Exercise inputs ▸
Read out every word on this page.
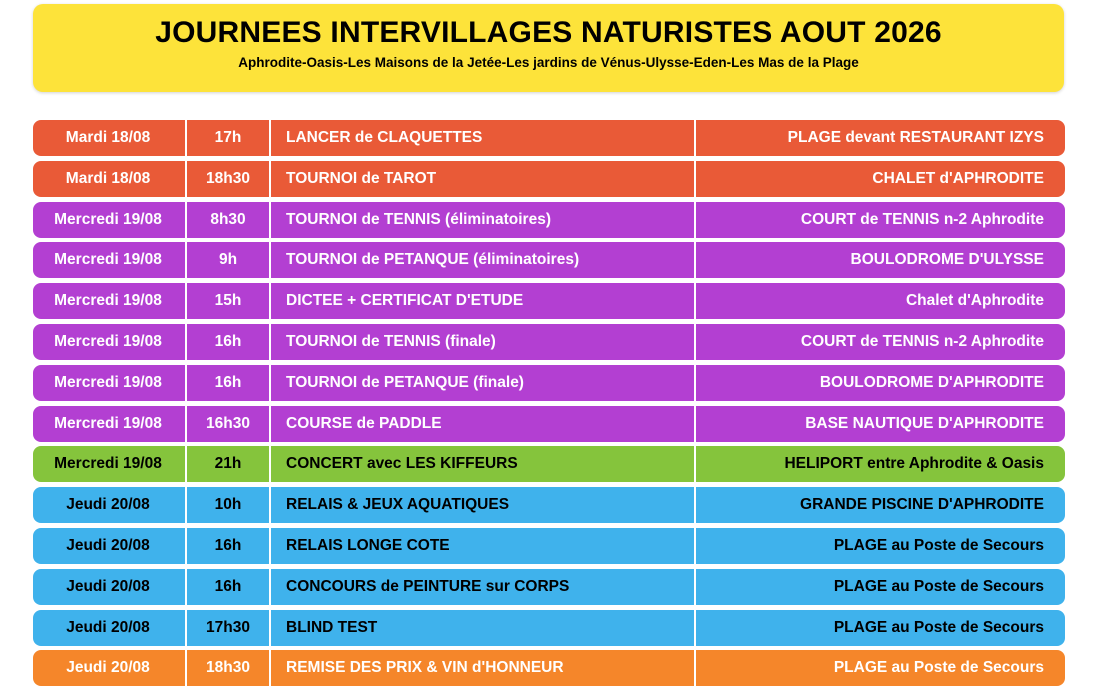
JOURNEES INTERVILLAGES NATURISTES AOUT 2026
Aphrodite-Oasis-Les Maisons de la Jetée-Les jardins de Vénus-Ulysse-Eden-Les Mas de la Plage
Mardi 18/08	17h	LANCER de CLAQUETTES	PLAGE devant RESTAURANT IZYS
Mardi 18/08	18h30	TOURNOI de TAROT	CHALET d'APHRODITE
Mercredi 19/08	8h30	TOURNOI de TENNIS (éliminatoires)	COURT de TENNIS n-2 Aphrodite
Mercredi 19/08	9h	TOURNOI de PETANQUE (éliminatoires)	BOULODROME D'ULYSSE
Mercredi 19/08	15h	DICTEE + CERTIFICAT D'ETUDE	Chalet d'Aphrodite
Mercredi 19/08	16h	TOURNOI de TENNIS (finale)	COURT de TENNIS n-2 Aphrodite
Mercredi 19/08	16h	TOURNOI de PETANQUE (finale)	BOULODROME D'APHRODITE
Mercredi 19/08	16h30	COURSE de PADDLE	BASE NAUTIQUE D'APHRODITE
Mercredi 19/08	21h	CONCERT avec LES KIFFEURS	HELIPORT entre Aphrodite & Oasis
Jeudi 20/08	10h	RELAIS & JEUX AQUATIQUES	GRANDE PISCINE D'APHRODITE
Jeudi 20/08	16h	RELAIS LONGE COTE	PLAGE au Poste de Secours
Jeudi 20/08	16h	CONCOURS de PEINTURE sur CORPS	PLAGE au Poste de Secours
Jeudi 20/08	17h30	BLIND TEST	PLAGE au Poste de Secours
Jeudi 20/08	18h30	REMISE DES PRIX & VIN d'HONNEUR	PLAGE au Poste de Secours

Aim ▸ Copy the material shown above in full and exactly. Skip the pictures.

Full response ▸
Read out every word on this page.
JOURNEES INTERVILLAGES NATURISTES AOUT 2026
Aphrodite-Oasis-Les Maisons de la Jetée-Les jardins de Vénus-Ulysse-Eden-Les Mas de la Plage
Mardi 18/08	17h	LANCER de CLAQUETTES	PLAGE devant RESTAURANT IZYS
Mardi 18/08	18h30	TOURNOI de TAROT	CHALET d'APHRODITE
Mercredi 19/08	8h30	TOURNOI de TENNIS (éliminatoires)	COURT de TENNIS n-2 Aphrodite
Mercredi 19/08	9h	TOURNOI de PETANQUE (éliminatoires)	BOULODROME D'ULYSSE
Mercredi 19/08	15h	DICTEE + CERTIFICAT D'ETUDE	Chalet d'Aphrodite
Mercredi 19/08	16h	TOURNOI de TENNIS (finale)	COURT de TENNIS n-2 Aphrodite
Mercredi 19/08	16h	TOURNOI de PETANQUE (finale)	BOULODROME D'APHRODITE
Mercredi 19/08	16h30	COURSE de PADDLE	BASE NAUTIQUE D'APHRODITE
Mercredi 19/08	21h	CONCERT avec LES KIFFEURS	HELIPORT entre Aphrodite & Oasis
Jeudi 20/08	10h	RELAIS & JEUX AQUATIQUES	GRANDE PISCINE D'APHRODITE
Jeudi 20/08	16h	RELAIS LONGE COTE	PLAGE au Poste de Secours
Jeudi 20/08	16h	CONCOURS de PEINTURE sur CORPS	PLAGE au Poste de Secours
Jeudi 20/08	17h30	BLIND TEST	PLAGE au Poste de Secours
Jeudi 20/08	18h30	REMISE DES PRIX & VIN d'HONNEUR	PLAGE au Poste de Secours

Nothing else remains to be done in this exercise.